--- Begin EXERCISE MATERIALS ---
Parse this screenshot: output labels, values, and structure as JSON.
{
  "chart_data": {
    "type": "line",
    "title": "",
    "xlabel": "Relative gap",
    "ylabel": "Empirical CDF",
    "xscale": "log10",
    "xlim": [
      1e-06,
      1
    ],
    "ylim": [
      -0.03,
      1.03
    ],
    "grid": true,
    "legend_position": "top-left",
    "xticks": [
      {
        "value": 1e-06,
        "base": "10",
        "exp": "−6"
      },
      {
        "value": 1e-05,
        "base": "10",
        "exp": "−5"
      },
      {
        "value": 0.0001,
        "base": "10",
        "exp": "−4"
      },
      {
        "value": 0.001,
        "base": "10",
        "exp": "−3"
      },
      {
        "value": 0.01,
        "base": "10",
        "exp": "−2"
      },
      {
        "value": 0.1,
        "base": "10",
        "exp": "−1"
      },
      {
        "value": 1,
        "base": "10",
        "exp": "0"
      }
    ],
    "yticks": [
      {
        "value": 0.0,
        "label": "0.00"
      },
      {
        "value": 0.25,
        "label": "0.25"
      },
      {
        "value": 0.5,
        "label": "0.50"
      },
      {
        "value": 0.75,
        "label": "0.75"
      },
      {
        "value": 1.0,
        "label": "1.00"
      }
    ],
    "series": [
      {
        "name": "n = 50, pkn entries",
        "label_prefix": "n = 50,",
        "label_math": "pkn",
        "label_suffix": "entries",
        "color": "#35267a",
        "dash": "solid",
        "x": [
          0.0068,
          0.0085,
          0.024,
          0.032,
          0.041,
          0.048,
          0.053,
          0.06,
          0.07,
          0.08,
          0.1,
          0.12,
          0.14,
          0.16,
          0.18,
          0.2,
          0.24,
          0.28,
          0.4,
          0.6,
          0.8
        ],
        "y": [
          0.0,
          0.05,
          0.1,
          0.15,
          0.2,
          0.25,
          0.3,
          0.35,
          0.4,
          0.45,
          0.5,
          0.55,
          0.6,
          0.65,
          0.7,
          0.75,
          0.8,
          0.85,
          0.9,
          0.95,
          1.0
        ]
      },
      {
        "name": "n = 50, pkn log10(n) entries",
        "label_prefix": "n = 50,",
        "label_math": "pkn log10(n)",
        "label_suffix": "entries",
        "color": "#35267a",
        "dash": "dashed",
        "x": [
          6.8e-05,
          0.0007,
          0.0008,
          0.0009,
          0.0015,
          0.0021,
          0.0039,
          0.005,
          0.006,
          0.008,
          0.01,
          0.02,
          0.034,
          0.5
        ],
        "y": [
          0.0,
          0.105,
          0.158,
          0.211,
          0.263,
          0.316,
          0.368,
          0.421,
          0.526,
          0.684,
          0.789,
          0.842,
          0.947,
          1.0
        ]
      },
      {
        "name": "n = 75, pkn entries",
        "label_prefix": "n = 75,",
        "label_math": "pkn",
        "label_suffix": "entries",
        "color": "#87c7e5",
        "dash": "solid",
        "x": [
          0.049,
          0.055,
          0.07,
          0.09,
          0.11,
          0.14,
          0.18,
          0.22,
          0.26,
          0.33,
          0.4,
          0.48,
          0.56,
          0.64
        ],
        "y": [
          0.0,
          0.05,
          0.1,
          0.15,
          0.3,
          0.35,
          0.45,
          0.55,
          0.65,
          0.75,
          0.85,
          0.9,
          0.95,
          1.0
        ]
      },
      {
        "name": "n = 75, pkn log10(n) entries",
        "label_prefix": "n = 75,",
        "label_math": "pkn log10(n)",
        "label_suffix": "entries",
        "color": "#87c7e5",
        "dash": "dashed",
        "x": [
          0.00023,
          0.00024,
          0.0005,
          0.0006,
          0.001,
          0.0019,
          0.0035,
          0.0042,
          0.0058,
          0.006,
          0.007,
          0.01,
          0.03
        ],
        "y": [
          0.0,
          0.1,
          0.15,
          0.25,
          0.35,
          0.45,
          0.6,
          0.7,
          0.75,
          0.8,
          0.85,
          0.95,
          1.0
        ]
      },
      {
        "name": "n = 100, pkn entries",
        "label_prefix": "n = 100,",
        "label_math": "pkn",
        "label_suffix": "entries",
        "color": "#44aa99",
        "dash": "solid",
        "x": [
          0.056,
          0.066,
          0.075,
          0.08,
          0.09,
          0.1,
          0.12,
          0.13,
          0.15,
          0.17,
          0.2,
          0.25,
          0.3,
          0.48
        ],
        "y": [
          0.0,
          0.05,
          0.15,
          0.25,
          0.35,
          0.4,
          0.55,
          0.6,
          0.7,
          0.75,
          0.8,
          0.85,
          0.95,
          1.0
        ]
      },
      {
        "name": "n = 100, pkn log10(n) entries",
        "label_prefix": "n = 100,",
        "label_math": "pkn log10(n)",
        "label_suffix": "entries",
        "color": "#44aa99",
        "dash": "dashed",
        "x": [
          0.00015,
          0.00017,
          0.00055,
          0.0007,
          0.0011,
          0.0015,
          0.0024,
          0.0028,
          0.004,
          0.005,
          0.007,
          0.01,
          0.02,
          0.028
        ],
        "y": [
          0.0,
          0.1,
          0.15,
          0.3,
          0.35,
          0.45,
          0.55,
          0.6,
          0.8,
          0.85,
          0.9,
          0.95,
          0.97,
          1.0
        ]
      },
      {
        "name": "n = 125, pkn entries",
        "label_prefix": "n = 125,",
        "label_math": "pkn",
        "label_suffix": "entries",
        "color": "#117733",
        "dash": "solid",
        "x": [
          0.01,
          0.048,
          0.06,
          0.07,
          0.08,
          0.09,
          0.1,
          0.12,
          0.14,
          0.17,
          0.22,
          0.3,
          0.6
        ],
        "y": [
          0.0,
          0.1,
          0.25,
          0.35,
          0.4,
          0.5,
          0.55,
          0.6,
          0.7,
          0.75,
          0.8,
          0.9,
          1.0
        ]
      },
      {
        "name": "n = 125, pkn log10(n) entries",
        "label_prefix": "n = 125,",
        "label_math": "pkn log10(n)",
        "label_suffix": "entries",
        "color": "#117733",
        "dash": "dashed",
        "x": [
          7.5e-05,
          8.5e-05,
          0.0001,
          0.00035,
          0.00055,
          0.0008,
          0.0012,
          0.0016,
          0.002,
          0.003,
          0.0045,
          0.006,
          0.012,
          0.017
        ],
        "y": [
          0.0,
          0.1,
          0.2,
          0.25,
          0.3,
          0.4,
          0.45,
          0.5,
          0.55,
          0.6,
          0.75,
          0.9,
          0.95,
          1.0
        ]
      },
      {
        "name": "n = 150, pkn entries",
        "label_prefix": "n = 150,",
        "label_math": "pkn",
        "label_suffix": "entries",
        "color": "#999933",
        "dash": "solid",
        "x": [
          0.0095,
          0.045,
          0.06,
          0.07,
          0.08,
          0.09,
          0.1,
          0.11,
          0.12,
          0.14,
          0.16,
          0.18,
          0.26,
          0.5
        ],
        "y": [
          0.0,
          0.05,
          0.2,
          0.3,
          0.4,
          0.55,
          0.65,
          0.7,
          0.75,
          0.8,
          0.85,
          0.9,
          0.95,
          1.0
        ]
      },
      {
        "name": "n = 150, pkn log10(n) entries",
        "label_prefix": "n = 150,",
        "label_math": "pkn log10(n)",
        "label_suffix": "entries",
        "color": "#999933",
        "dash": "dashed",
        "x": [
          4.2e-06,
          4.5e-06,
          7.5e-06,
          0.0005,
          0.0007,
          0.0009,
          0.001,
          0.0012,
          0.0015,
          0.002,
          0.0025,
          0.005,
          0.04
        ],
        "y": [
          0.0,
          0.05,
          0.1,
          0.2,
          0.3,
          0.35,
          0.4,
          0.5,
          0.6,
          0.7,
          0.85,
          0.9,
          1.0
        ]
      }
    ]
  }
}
--- End EXERCISE MATERIALS ---
* [WHAT YOU NEED TO DO] Copy out the whole listing, exactly as written.

* [TASK ANSWER]
Parse this screenshot: output labels, values, and structure as JSON.
{
  "chart_data": {
    "type": "line",
    "title": "",
    "xlabel": "Relative gap",
    "ylabel": "Empirical CDF",
    "xscale": "log10",
    "xlim": [
      1e-06,
      1
    ],
    "ylim": [
      -0.03,
      1.03
    ],
    "grid": true,
    "legend_position": "top-left",
    "xticks": [
      {
        "value": 1e-06,
        "base": "10",
        "exp": "−6"
      },
      {
        "value": 1e-05,
        "base": "10",
        "exp": "−5"
      },
      {
        "value": 0.0001,
        "base": "10",
        "exp": "−4"
      },
      {
        "value": 0.001,
        "base": "10",
        "exp": "−3"
      },
      {
        "value": 0.01,
        "base": "10",
        "exp": "−2"
      },
      {
        "value": 0.1,
        "base": "10",
        "exp": "−1"
      },
      {
        "value": 1,
        "base": "10",
        "exp": "0"
      }
    ],
    "yticks": [
      {
        "value": 0.0,
        "label": "0.00"
      },
      {
        "value": 0.25,
        "label": "0.25"
      },
      {
        "value": 0.5,
        "label": "0.50"
      },
      {
        "value": 0.75,
        "label": "0.75"
      },
      {
        "value": 1.0,
        "label": "1.00"
      }
    ],
    "series": [
      {
        "name": "n = 50, pkn entries",
        "label_prefix": "n = 50,",
        "label_math": "pkn",
        "label_suffix": "entries",
        "color": "#35267a",
        "dash": "solid",
        "x": [
          0.0068,
          0.0085,
          0.024,
          0.032,
          0.041,
          0.048,
          0.053,
          0.06,
          0.07,
          0.08,
          0.1,
          0.12,
          0.14,
          0.16,
          0.18,
          0.2,
          0.24,
          0.28,
          0.4,
          0.6,
          0.8
        ],
        "y": [
          0.0,
          0.05,
          0.1,
          0.15,
          0.2,
          0.25,
          0.3,
          0.35,
          0.4,
          0.45,
          0.5,
          0.55,
          0.6,
          0.65,
          0.7,
          0.75,
          0.8,
          0.85,
          0.9,
          0.95,
          1.0
        ]
      },
      {
        "name": "n = 50, pkn log10(n) entries",
        "label_prefix": "n = 50,",
        "label_math": "pkn log10(n)",
        "label_suffix": "entries",
        "color": "#35267a",
        "dash": "dashed",
        "x": [
          6.8e-05,
          0.0007,
          0.0008,
          0.0009,
          0.0015,
          0.0021,
          0.0039,
          0.005,
          0.006,
          0.008,
          0.01,
          0.02,
          0.034,
          0.5
        ],
        "y": [
          0.0,
          0.105,
          0.158,
          0.211,
          0.263,
          0.316,
          0.368,
          0.421,
          0.526,
          0.684,
          0.789,
          0.842,
          0.947,
          1.0
        ]
      },
      {
        "name": "n = 75, pkn entries",
        "label_prefix": "n = 75,",
        "label_math": "pkn",
        "label_suffix": "entries",
        "color": "#87c7e5",
        "dash": "solid",
        "x": [
          0.049,
          0.055,
          0.07,
          0.09,
          0.11,
          0.14,
          0.18,
          0.22,
          0.26,
          0.33,
          0.4,
          0.48,
          0.56,
          0.64
        ],
        "y": [
          0.0,
          0.05,
          0.1,
          0.15,
          0.3,
          0.35,
          0.45,
          0.55,
          0.65,
          0.75,
          0.85,
          0.9,
          0.95,
          1.0
        ]
      },
      {
        "name": "n = 75, pkn log10(n) entries",
        "label_prefix": "n = 75,",
        "label_math": "pkn log10(n)",
        "label_suffix": "entries",
        "color": "#87c7e5",
        "dash": "dashed",
        "x": [
          0.00023,
          0.00024,
          0.0005,
          0.0006,
          0.001,
          0.0019,
          0.0035,
          0.0042,
          0.0058,
          0.006,
          0.007,
          0.01,
          0.03
        ],
        "y": [
          0.0,
          0.1,
          0.15,
          0.25,
          0.35,
          0.45,
          0.6,
          0.7,
          0.75,
          0.8,
          0.85,
          0.95,
          1.0
        ]
      },
      {
        "name": "n = 100, pkn entries",
        "label_prefix": "n = 100,",
        "label_math": "pkn",
        "label_suffix": "entries",
        "color": "#44aa99",
        "dash": "solid",
        "x": [
          0.056,
          0.066,
          0.075,
          0.08,
          0.09,
          0.1,
          0.12,
          0.13,
          0.15,
          0.17,
          0.2,
          0.25,
          0.3,
          0.48
        ],
        "y": [
          0.0,
          0.05,
          0.15,
          0.25,
          0.35,
          0.4,
          0.55,
          0.6,
          0.7,
          0.75,
          0.8,
          0.85,
          0.95,
          1.0
        ]
      },
      {
        "name": "n = 100, pkn log10(n) entries",
        "label_prefix": "n = 100,",
        "label_math": "pkn log10(n)",
        "label_suffix": "entries",
        "color": "#44aa99",
        "dash": "dashed",
        "x": [
          0.00015,
          0.00017,
          0.00055,
          0.0007,
          0.0011,
          0.0015,
          0.0024,
          0.0028,
          0.004,
          0.005,
          0.007,
          0.01,
          0.02,
          0.028
        ],
        "y": [
          0.0,
          0.1,
          0.15,
          0.3,
          0.35,
          0.45,
          0.55,
          0.6,
          0.8,
          0.85,
          0.9,
          0.95,
          0.97,
          1.0
        ]
      },
      {
        "name": "n = 125, pkn entries",
        "label_prefix": "n = 125,",
        "label_math": "pkn",
        "label_suffix": "entries",
        "color": "#117733",
        "dash": "solid",
        "x": [
          0.01,
          0.048,
          0.06,
          0.07,
          0.08,
          0.09,
          0.1,
          0.12,
          0.14,
          0.17,
          0.22,
          0.3,
          0.6
        ],
        "y": [
          0.0,
          0.1,
          0.25,
          0.35,
          0.4,
          0.5,
          0.55,
          0.6,
          0.7,
          0.75,
          0.8,
          0.9,
          1.0
        ]
      },
      {
        "name": "n = 125, pkn log10(n) entries",
        "label_prefix": "n = 125,",
        "label_math": "pkn log10(n)",
        "label_suffix": "entries",
        "color": "#117733",
        "dash": "dashed",
        "x": [
          7.5e-05,
          8.5e-05,
          0.0001,
          0.00035,
          0.00055,
          0.0008,
          0.0012,
          0.0016,
          0.002,
          0.003,
          0.0045,
          0.006,
          0.012,
          0.017
        ],
        "y": [
          0.0,
          0.1,
          0.2,
          0.25,
          0.3,
          0.4,
          0.45,
          0.5,
          0.55,
          0.6,
          0.75,
          0.9,
          0.95,
          1.0
        ]
      },
      {
        "name": "n = 150, pkn entries",
        "label_prefix": "n = 150,",
        "label_math": "pkn",
        "label_suffix": "entries",
        "color": "#999933",
        "dash": "solid",
        "x": [
          0.0095,
          0.045,
          0.06,
          0.07,
          0.08,
          0.09,
          0.1,
          0.11,
          0.12,
          0.14,
          0.16,
          0.18,
          0.26,
          0.5
        ],
        "y": [
          0.0,
          0.05,
          0.2,
          0.3,
          0.4,
          0.55,
          0.65,
          0.7,
          0.75,
          0.8,
          0.85,
          0.9,
          0.95,
          1.0
        ]
      },
      {
        "name": "n = 150, pkn log10(n) entries",
        "label_prefix": "n = 150,",
        "label_math": "pkn log10(n)",
        "label_suffix": "entries",
        "color": "#999933",
        "dash": "dashed",
        "x": [
          4.2e-06,
          4.5e-06,
          7.5e-06,
          0.0005,
          0.0007,
          0.0009,
          0.001,
          0.0012,
          0.0015,
          0.002,
          0.0025,
          0.005,
          0.04
        ],
        "y": [
          0.0,
          0.05,
          0.1,
          0.2,
          0.3,
          0.35,
          0.4,
          0.5,
          0.6,
          0.7,
          0.85,
          0.9,
          1.0
        ]
      }
    ]
  }
}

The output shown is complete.